* **Given problem**
Keep the wording of each record exactly the same when you repeat it, and leave out pictures.
= = = =
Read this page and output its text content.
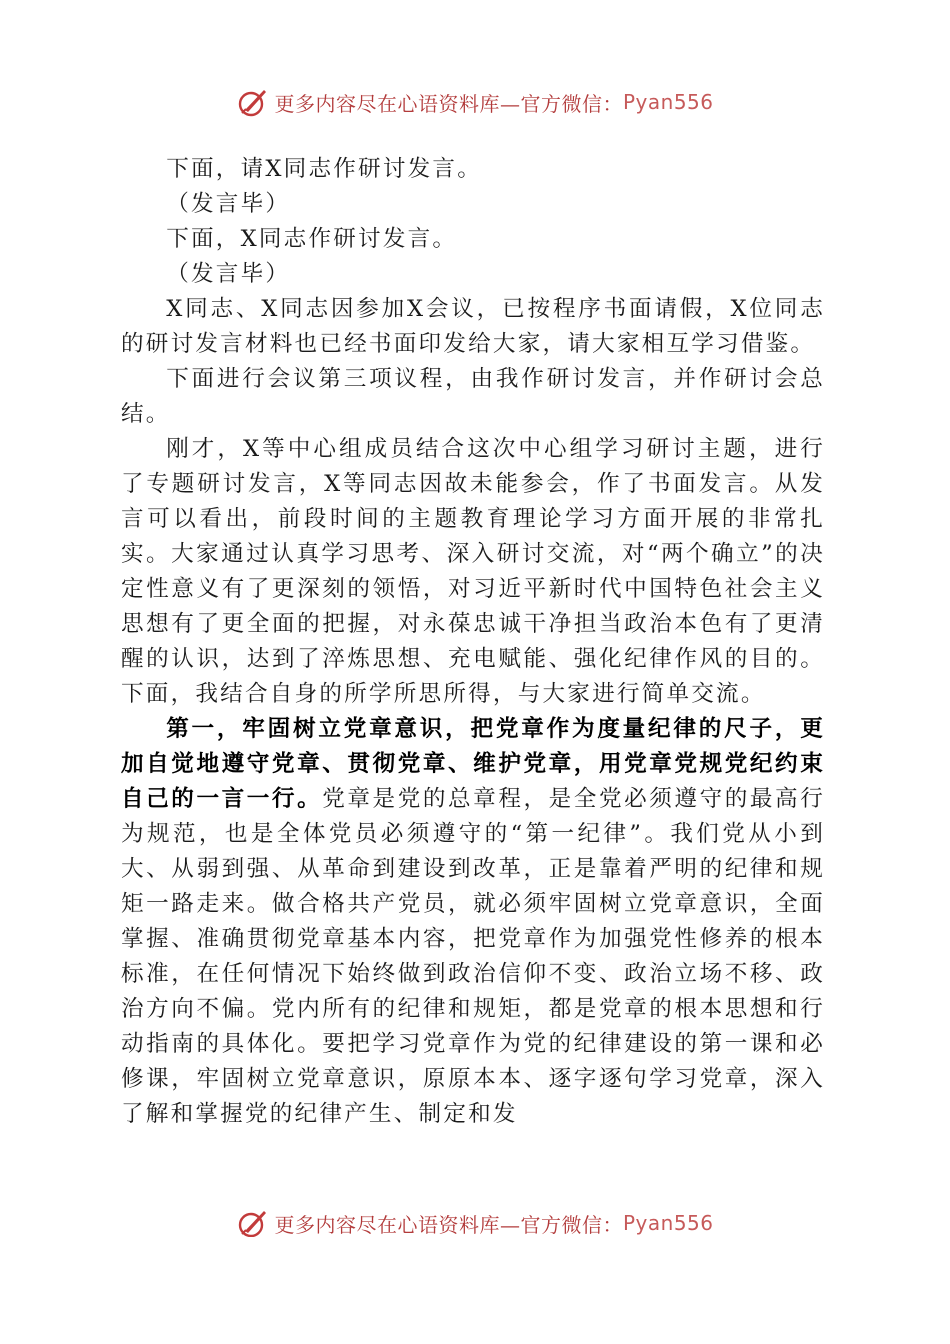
更多内容尽在心语资料库—官方微信： Pyan556

下面，请X同志作研讨发言。

（发言毕）

下面，X同志作研讨发言。

（发言毕）

X同志、X同志因参加X会议，已按程序书面请假，X位同志的研讨发言材料也已经书面印发给大家，请大家相互学习借鉴。

下面进行会议第三项议程，由我作研讨发言，并作研讨会总结。

刚才，X等中心组成员结合这次中心组学习研讨主题，进行了专题研讨发言，X等同志因故未能参会，作了书面发言。从发言可以看出，前段时间的主题教育理论学习方面开展的非常扎实。大家通过认真学习思考、深入研讨交流，对“两个确立”的决定性意义有了更深刻的领悟，对习近平新时代中国特色社会主义思想有了更全面的把握，对永葆忠诚干净担当政治本色有了更清醒的认识，达到了淬炼思想、充电赋能、强化纪律作风的目的。下面，我结合自身的所学所思所得，与大家进行简单交流。

第一，牢固树立党章意识，把党章作为度量纪律的尺子，更加自觉地遵守党章、贯彻党章、维护党章，用党章党规党纪约束自己的一言一行。党章是党的总章程，是全党必须遵守的最高行为规范，也是全体党员必须遵守的“第一纪律”。我们党从小到大、从弱到强、从革命到建设到改革，正是靠着严明的纪律和规矩一路走来。做合格共产党员，就必须牢固树立党章意识，全面掌握、准确贯彻党章基本内容，把党章作为加强党性修养的根本标准，在任何情况下始终做到政治信仰不变、政治立场不移、政治方向不偏。党内所有的纪律和规矩，都是党章的根本思想和行动指南的具体化。要把学习党章作为党的纪律建设的第一课和必修课，牢固树立党章意识，原原本本、逐字逐句学习党章，深入了解和掌握党的纪律产生、制定和发

更多内容尽在心语资料库—官方微信： Pyan556
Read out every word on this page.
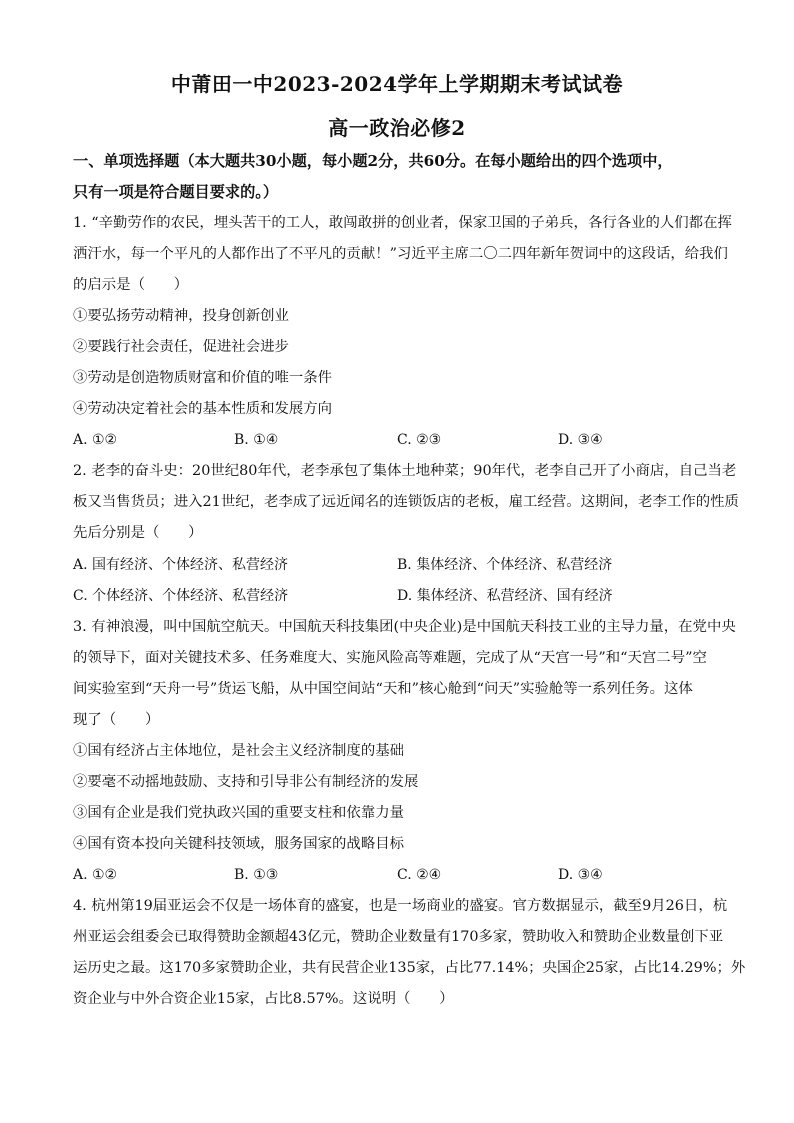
中莆田一中2023-2024学年上学期期末考试试卷
高一政治必修2
一、单项选择题（本大题共30小题，每小题2分，共60分。在每小题给出的四个选项中，
只有一项是符合题目要求的。）
1. “辛勤劳作的农民，埋头苦干的工人，敢闯敢拼的创业者，保家卫国的子弟兵，各行各业的人们都在挥
洒汗水，每一个平凡的人都作出了不平凡的贡献！”习近平主席二〇二四年新年贺词中的这段话，给我们
的启示是（　　）
①要弘扬劳动精神，投身创新创业
②要践行社会责任，促进社会进步
③劳动是创造物质财富和价值的唯一条件
④劳动决定着社会的基本性质和发展方向
A. ①②	B. ①④	C. ②③	D. ③④
2. 老李的奋斗史：20世纪80年代，老李承包了集体土地种菜；90年代，老李自己开了小商店，自己当老
板又当售货员；进入21世纪，老李成了远近闻名的连锁饭店的老板，雇工经营。这期间，老李工作的性质
先后分别是（　　）
A. 国有经济、个体经济、私营经济	B. 集体经济、个体经济、私营经济
C. 个体经济、个体经济、私营经济	D. 集体经济、私营经济、国有经济
3. 有神浪漫，叫中国航空航天。中国航天科技集团(中央企业)是中国航天科技工业的主导力量，在党中央
的领导下，面对关键技术多、任务难度大、实施风险高等难题，完成了从“天宫一号”和“天宫二号”空
间实验室到“天舟一号”货运飞船，从中国空间站“天和”核心舱到“问天”实验舱等一系列任务。这体
现了（　　）
①国有经济占主体地位，是社会主义经济制度的基础
②要毫不动摇地鼓励、支持和引导非公有制经济的发展
③国有企业是我们党执政兴国的重要支柱和依靠力量
④国有资本投向关键科技领域，服务国家的战略目标
A. ①②	B. ①③	C. ②④	D. ③④
4. 杭州第19届亚运会不仅是一场体育的盛宴，也是一场商业的盛宴。官方数据显示，截至9月26日，杭
州亚运会组委会已取得赞助金额超43亿元，赞助企业数量有170多家，赞助收入和赞助企业数量创下亚
运历史之最。这170多家赞助企业，共有民营企业135家，占比77.14%；央国企25家，占比14.29%；外
资企业与中外合资企业15家，占比8.57%。这说明（　　）
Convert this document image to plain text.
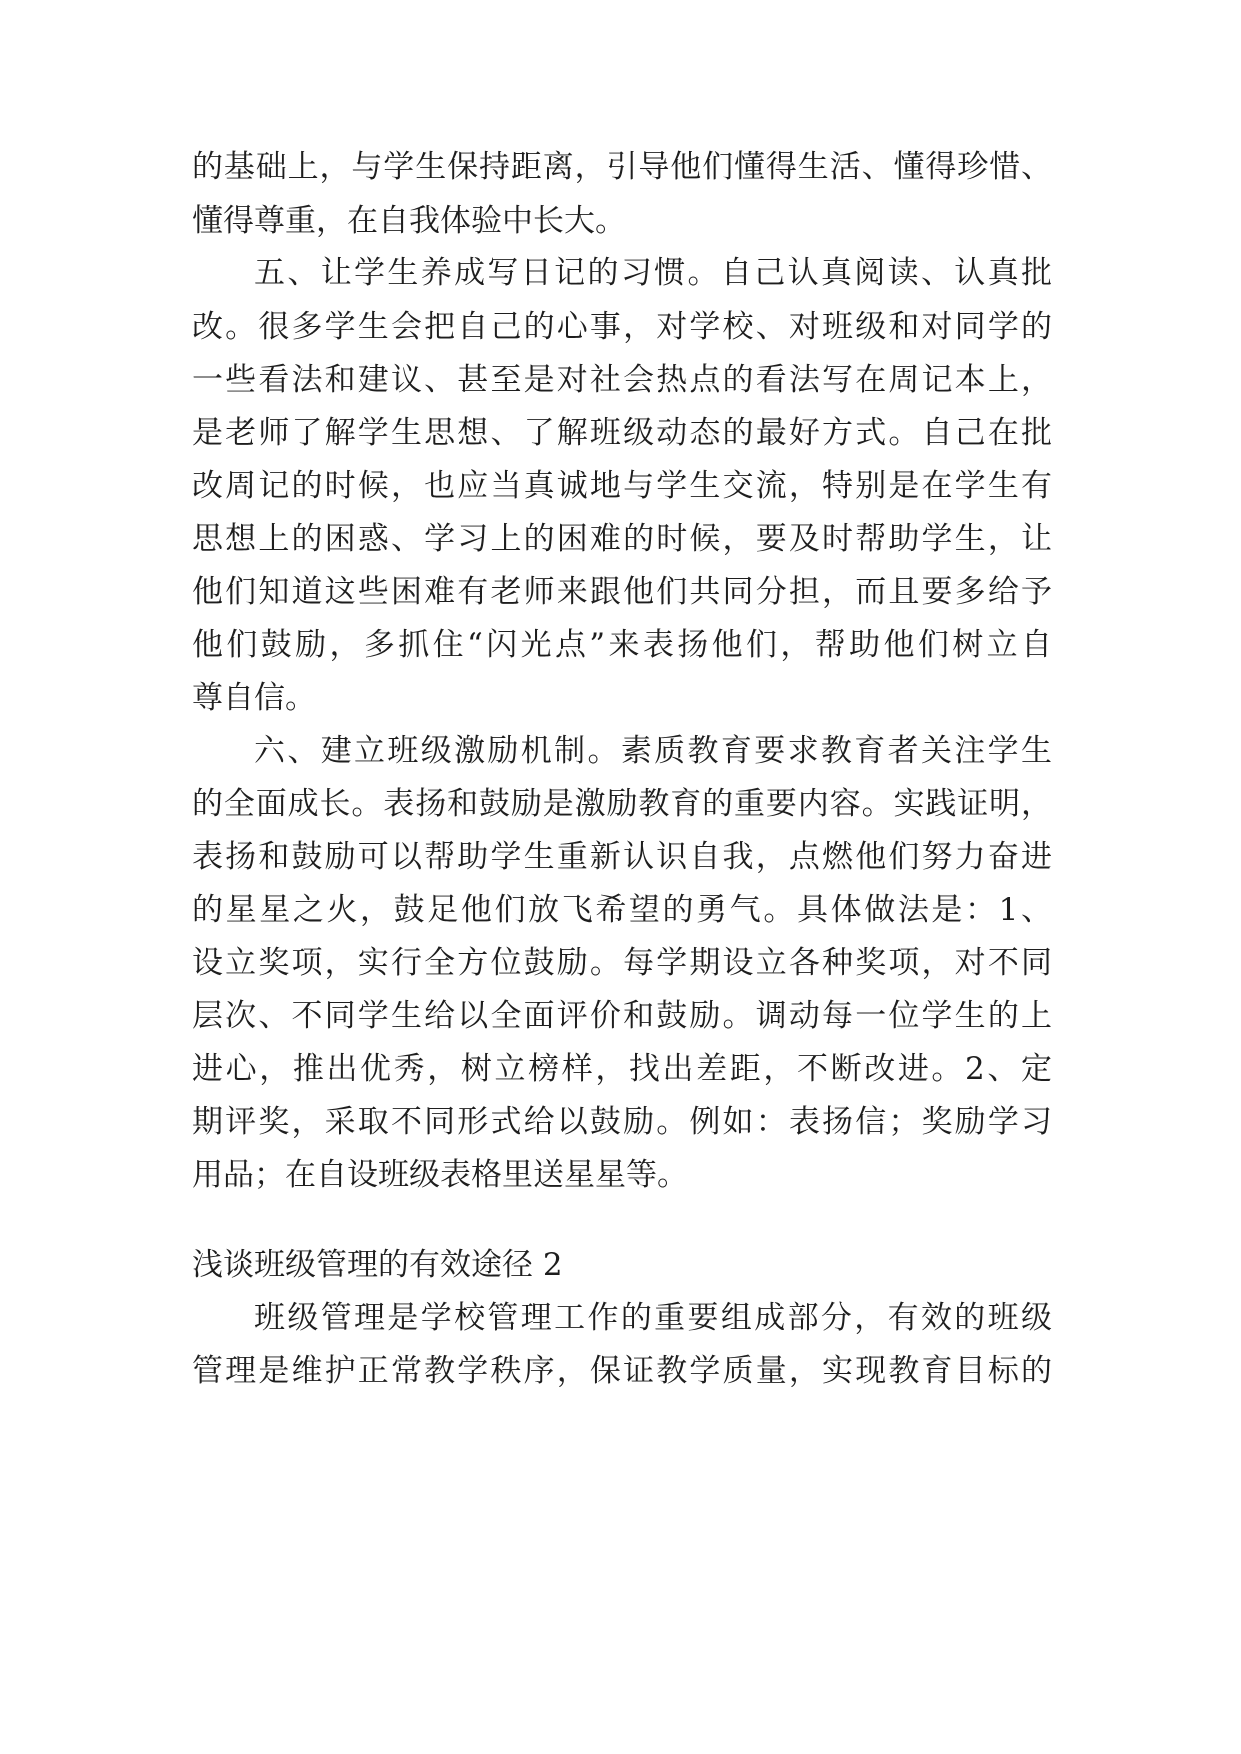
的基础上，与学生保持距离，引导他们懂得生活、懂得珍惜、

懂得尊重，在自我体验中长大。

五、让学生养成写日记的习惯。自己认真阅读、认真批

改。很多学生会把自己的心事，对学校、对班级和对同学的

一些看法和建议、甚至是对社会热点的看法写在周记本上，

是老师了解学生思想、了解班级动态的最好方式。自己在批

改周记的时候，也应当真诚地与学生交流，特别是在学生有

思想上的困惑、学习上的困难的时候，要及时帮助学生，让

他们知道这些困难有老师来跟他们共同分担，而且要多给予

他们鼓励，多抓住“闪光点”来表扬他们，帮助他们树立自

尊自信。

六、建立班级激励机制。素质教育要求教育者关注学生

的全面成长。表扬和鼓励是激励教育的重要内容。实践证明，

表扬和鼓励可以帮助学生重新认识自我，点燃他们努力奋进

的星星之火，鼓足他们放飞希望的勇气。具体做法是：1、

设立奖项，实行全方位鼓励。每学期设立各种奖项，对不同

层次、不同学生给以全面评价和鼓励。调动每一位学生的上

进心，推出优秀，树立榜样，找出差距，不断改进。2、定

期评奖，采取不同形式给以鼓励。例如：表扬信；奖励学习

用品；在自设班级表格里送星星等。

浅谈班级管理的有效途径 2

班级管理是学校管理工作的重要组成部分，有效的班级

管理是维护正常教学秩序，保证教学质量，实现教育目标的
= = = =
* **Result for this exercise**
Read this page and output its text content.
更多内容尽在心语资料库—官方微信： Pyan556

下面，请X同志作研讨发言。

（发言毕）

下面，X同志作研讨发言。

（发言毕）

X同志、X同志因参加X会议，已按程序书面请假，X位同志的研讨发言材料也已经书面印发给大家，请大家相互学习借鉴。

下面进行会议第三项议程，由我作研讨发言，并作研讨会总结。

刚才，X等中心组成员结合这次中心组学习研讨主题，进行了专题研讨发言，X等同志因故未能参会，作了书面发言。从发言可以看出，前段时间的主题教育理论学习方面开展的非常扎实。大家通过认真学习思考、深入研讨交流，对“两个确立”的决定性意义有了更深刻的领悟，对习近平新时代中国特色社会主义思想有了更全面的把握，对永葆忠诚干净担当政治本色有了更清醒的认识，达到了淬炼思想、充电赋能、强化纪律作风的目的。下面，我结合自身的所学所思所得，与大家进行简单交流。

第一，牢固树立党章意识，把党章作为度量纪律的尺子，更加自觉地遵守党章、贯彻党章、维护党章，用党章党规党纪约束自己的一言一行。党章是党的总章程，是全党必须遵守的最高行为规范，也是全体党员必须遵守的“第一纪律”。我们党从小到大、从弱到强、从革命到建设到改革，正是靠着严明的纪律和规矩一路走来。做合格共产党员，就必须牢固树立党章意识，全面掌握、准确贯彻党章基本内容，把党章作为加强党性修养的根本标准，在任何情况下始终做到政治信仰不变、政治立场不移、政治方向不偏。党内所有的纪律和规矩，都是党章的根本思想和行动指南的具体化。要把学习党章作为党的纪律建设的第一课和必修课，牢固树立党章意识，原原本本、逐字逐句学习党章，深入了解和掌握党的纪律产生、制定和发

更多内容尽在心语资料库—官方微信： Pyan556
Read out every word on this page.
中莆田一中2023-2024学年上学期期末考试试卷
高一政治必修2
一、单项选择题（本大题共30小题，每小题2分，共60分。在每小题给出的四个选项中，
只有一项是符合题目要求的。）
1. “辛勤劳作的农民，埋头苦干的工人，敢闯敢拼的创业者，保家卫国的子弟兵，各行各业的人们都在挥
洒汗水，每一个平凡的人都作出了不平凡的贡献！”习近平主席二〇二四年新年贺词中的这段话，给我们
的启示是（　　）
①要弘扬劳动精神，投身创新创业
②要践行社会责任，促进社会进步
③劳动是创造物质财富和价值的唯一条件
④劳动决定着社会的基本性质和发展方向
A. ①②	B. ①④	C. ②③	D. ③④
2. 老李的奋斗史：20世纪80年代，老李承包了集体土地种菜；90年代，老李自己开了小商店，自己当老
板又当售货员；进入21世纪，老李成了远近闻名的连锁饭店的老板，雇工经营。这期间，老李工作的性质
先后分别是（　　）
A. 国有经济、个体经济、私营经济	B. 集体经济、个体经济、私营经济
C. 个体经济、个体经济、私营经济	D. 集体经济、私营经济、国有经济
3. 有神浪漫，叫中国航空航天。中国航天科技集团(中央企业)是中国航天科技工业的主导力量，在党中央
的领导下，面对关键技术多、任务难度大、实施风险高等难题，完成了从“天宫一号”和“天宫二号”空
间实验室到“天舟一号”货运飞船，从中国空间站“天和”核心舱到“问天”实验舱等一系列任务。这体
现了（　　）
①国有经济占主体地位，是社会主义经济制度的基础
②要毫不动摇地鼓励、支持和引导非公有制经济的发展
③国有企业是我们党执政兴国的重要支柱和依靠力量
④国有资本投向关键科技领域，服务国家的战略目标
A. ①②	B. ①③	C. ②④	D. ③④
4. 杭州第19届亚运会不仅是一场体育的盛宴，也是一场商业的盛宴。官方数据显示，截至9月26日，杭
州亚运会组委会已取得赞助金额超43亿元，赞助企业数量有170多家，赞助收入和赞助企业数量创下亚
运历史之最。这170多家赞助企业，共有民营企业135家，占比77.14%；央国企25家，占比14.29%；外
资企业与中外合资企业15家，占比8.57%。这说明（　　）
Convert this document image to plain text.
的基础上，与学生保持距离，引导他们懂得生活、懂得珍惜、

懂得尊重，在自我体验中长大。

五、让学生养成写日记的习惯。自己认真阅读、认真批

改。很多学生会把自己的心事，对学校、对班级和对同学的

一些看法和建议、甚至是对社会热点的看法写在周记本上，

是老师了解学生思想、了解班级动态的最好方式。自己在批

改周记的时候，也应当真诚地与学生交流，特别是在学生有

思想上的困惑、学习上的困难的时候，要及时帮助学生，让

他们知道这些困难有老师来跟他们共同分担，而且要多给予

他们鼓励，多抓住“闪光点”来表扬他们，帮助他们树立自

尊自信。

六、建立班级激励机制。素质教育要求教育者关注学生

的全面成长。表扬和鼓励是激励教育的重要内容。实践证明，

表扬和鼓励可以帮助学生重新认识自我，点燃他们努力奋进

的星星之火，鼓足他们放飞希望的勇气。具体做法是：1、

设立奖项，实行全方位鼓励。每学期设立各种奖项，对不同

层次、不同学生给以全面评价和鼓励。调动每一位学生的上

进心，推出优秀，树立榜样，找出差距，不断改进。2、定

期评奖，采取不同形式给以鼓励。例如：表扬信；奖励学习

用品；在自设班级表格里送星星等。

浅谈班级管理的有效途径 2

班级管理是学校管理工作的重要组成部分，有效的班级

管理是维护正常教学秩序，保证教学质量，实现教育目标的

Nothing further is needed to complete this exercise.